- **Task goal**
Search the data for the word "text" and copy every line that contains it.

# start of Records for this exercise

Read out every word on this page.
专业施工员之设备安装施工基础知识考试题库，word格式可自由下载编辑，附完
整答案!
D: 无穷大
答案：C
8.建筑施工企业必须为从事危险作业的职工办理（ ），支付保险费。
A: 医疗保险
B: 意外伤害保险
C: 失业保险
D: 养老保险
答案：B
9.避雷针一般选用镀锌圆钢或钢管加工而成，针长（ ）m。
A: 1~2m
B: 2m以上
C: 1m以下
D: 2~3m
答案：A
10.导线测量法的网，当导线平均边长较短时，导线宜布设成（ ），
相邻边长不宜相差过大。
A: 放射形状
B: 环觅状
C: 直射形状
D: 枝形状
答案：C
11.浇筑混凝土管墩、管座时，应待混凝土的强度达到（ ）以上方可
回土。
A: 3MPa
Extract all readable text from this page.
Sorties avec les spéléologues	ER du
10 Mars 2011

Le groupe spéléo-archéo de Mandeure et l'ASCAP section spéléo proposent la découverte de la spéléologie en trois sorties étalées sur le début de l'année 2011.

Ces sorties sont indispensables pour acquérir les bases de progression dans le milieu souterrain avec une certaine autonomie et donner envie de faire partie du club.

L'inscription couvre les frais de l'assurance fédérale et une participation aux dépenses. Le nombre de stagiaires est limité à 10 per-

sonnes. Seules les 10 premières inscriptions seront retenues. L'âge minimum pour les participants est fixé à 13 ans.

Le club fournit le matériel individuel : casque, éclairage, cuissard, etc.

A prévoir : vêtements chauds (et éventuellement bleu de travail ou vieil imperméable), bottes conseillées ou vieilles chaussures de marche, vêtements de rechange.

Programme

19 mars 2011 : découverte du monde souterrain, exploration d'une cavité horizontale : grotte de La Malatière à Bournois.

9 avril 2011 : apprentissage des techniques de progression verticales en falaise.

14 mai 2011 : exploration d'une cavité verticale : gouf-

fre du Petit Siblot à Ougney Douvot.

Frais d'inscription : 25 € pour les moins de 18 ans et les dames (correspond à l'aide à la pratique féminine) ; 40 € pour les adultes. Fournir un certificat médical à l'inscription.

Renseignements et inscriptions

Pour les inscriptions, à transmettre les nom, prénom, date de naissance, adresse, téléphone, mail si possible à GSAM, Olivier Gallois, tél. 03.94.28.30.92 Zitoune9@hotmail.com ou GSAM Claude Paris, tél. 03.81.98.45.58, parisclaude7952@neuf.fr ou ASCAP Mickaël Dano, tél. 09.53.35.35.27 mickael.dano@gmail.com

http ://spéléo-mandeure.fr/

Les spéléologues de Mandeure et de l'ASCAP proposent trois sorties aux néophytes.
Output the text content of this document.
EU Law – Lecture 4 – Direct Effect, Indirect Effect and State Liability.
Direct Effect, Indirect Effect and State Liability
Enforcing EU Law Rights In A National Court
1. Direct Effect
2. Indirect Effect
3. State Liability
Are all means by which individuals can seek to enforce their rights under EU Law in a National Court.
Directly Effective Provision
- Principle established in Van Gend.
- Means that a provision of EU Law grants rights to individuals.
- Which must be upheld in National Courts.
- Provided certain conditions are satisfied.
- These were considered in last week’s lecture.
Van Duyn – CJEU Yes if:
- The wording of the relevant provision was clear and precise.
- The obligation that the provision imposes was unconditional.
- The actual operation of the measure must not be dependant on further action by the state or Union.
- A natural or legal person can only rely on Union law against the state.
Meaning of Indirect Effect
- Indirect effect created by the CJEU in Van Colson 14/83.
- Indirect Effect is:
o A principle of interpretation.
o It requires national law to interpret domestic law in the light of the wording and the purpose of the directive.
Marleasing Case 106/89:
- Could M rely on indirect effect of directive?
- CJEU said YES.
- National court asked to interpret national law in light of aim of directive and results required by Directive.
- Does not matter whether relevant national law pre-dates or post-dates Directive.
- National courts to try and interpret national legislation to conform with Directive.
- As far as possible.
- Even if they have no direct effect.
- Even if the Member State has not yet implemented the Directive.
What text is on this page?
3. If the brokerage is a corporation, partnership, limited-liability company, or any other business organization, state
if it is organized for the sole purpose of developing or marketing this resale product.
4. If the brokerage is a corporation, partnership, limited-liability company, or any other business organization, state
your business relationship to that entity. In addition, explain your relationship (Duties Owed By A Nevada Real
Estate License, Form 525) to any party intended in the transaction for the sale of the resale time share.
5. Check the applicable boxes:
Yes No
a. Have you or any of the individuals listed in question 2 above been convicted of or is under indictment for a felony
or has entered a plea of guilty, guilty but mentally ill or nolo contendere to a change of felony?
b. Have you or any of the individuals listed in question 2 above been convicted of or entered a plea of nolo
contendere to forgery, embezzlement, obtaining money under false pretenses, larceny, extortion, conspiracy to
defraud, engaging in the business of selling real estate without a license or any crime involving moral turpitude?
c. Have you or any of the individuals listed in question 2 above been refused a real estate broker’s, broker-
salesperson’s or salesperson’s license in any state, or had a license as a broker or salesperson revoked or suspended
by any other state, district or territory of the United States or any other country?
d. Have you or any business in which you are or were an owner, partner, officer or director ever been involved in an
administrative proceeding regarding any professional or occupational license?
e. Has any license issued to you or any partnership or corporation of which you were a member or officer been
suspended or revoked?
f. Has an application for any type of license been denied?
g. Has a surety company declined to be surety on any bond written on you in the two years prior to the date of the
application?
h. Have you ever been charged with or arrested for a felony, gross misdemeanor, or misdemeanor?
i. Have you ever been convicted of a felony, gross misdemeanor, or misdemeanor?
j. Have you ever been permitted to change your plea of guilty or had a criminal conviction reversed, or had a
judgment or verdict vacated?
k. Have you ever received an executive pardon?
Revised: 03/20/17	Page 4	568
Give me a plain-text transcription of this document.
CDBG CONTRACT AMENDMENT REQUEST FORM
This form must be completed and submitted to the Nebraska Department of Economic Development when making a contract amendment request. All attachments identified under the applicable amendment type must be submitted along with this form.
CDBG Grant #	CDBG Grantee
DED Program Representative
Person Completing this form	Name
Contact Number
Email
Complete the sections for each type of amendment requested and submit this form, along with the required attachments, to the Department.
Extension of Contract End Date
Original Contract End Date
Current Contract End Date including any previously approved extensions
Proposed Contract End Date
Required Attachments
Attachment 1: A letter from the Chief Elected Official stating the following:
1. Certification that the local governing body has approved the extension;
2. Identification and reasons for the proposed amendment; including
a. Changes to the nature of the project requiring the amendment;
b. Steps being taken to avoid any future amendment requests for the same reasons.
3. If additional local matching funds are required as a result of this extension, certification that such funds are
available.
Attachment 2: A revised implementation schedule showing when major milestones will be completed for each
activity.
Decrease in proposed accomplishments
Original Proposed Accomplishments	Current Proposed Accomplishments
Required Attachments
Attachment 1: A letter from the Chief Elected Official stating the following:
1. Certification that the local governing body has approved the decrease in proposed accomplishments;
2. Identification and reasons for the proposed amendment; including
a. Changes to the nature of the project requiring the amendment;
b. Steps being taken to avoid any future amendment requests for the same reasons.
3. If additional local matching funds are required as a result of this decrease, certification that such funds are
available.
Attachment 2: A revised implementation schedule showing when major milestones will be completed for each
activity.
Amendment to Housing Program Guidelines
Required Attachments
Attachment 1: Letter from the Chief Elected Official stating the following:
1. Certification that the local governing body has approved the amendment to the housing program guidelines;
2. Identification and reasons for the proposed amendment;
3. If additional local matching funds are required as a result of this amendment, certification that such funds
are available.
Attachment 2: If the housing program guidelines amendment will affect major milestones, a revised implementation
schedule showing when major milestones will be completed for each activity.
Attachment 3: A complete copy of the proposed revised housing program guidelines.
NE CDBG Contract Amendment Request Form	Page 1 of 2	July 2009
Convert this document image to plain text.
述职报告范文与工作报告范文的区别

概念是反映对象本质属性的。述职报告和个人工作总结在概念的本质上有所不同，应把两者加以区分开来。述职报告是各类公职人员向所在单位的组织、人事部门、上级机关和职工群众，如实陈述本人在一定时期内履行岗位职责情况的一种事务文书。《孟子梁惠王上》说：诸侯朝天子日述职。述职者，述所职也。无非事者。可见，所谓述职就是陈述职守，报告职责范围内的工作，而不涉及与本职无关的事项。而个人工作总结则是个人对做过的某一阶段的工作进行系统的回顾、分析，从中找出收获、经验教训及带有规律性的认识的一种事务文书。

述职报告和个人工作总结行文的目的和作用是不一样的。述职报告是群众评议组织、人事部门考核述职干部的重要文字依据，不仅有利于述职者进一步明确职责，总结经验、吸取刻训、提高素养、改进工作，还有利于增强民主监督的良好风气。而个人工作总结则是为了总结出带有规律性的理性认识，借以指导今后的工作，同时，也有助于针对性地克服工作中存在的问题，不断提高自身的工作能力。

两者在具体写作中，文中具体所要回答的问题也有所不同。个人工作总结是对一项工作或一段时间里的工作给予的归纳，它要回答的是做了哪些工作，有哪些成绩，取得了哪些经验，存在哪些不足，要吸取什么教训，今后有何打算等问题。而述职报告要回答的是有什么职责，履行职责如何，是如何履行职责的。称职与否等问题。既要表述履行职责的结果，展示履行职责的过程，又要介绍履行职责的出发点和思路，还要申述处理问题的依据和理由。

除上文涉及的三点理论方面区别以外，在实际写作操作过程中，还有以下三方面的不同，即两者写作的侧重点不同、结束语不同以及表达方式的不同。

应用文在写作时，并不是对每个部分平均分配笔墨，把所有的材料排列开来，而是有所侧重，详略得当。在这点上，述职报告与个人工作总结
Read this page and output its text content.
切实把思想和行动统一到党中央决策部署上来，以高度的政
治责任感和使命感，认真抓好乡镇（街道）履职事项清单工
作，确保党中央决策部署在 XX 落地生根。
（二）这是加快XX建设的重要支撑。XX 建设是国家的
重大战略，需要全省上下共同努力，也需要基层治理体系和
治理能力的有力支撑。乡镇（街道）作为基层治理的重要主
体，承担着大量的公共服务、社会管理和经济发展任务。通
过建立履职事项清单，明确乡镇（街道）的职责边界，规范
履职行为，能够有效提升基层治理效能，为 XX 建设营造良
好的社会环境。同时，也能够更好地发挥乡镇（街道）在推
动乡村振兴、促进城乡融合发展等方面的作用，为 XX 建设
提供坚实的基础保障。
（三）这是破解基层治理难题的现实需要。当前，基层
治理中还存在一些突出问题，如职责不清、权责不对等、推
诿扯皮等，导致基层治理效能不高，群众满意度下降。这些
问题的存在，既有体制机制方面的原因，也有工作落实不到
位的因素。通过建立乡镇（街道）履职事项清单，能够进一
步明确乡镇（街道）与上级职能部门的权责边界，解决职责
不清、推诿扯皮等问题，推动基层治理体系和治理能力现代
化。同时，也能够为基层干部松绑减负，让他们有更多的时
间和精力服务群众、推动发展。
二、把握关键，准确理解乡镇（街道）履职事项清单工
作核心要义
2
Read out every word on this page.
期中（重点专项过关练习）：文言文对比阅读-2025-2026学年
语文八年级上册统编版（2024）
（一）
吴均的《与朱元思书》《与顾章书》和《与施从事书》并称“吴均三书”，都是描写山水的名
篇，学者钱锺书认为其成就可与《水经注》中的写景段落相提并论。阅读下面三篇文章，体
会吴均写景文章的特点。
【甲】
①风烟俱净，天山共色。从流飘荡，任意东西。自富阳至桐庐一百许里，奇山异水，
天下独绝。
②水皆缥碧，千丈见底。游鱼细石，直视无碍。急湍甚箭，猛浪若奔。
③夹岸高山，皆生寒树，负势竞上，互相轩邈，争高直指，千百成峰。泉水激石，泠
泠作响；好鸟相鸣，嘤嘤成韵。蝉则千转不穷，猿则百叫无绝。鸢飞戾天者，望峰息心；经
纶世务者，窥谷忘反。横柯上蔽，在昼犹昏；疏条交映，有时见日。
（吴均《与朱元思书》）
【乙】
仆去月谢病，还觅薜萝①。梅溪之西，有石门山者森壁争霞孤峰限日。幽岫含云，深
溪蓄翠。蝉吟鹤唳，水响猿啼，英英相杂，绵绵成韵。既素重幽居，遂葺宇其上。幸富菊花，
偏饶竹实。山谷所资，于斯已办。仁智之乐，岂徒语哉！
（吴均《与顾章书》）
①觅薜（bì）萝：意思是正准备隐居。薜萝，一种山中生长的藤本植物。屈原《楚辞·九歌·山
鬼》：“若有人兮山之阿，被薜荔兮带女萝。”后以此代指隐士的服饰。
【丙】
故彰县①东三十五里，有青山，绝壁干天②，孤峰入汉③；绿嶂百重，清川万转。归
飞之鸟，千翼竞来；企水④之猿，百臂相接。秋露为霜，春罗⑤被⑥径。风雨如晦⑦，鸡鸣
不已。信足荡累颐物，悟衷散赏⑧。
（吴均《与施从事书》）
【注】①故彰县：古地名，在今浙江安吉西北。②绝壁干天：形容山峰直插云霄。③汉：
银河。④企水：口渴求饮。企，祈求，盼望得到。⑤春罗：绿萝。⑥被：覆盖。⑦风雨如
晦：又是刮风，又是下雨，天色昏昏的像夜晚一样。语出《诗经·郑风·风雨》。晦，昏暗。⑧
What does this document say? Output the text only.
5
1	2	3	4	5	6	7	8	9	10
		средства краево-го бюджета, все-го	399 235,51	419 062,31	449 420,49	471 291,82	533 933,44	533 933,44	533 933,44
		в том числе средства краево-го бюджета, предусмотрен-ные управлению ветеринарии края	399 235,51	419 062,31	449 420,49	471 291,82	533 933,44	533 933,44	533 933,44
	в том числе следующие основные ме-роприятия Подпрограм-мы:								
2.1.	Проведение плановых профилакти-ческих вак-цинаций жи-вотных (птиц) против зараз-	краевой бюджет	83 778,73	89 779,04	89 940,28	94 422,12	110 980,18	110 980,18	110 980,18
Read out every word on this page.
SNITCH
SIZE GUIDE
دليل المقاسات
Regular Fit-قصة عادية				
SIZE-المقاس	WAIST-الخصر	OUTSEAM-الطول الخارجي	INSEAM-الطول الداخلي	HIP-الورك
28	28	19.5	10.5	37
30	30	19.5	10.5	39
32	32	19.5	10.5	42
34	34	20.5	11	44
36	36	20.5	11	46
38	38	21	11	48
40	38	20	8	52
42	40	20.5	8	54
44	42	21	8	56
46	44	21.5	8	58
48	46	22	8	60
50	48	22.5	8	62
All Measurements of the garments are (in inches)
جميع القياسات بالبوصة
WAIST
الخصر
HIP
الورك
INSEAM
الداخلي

# end of Records for this exercise

- **Written answer**
Extract all readable text from this page.
Output the text content of this document.
What text is on this page?
Give me a plain-text transcription of this document.
Convert this document image to plain text.
Read this page and output its text content.
What does this document say? Output the text only.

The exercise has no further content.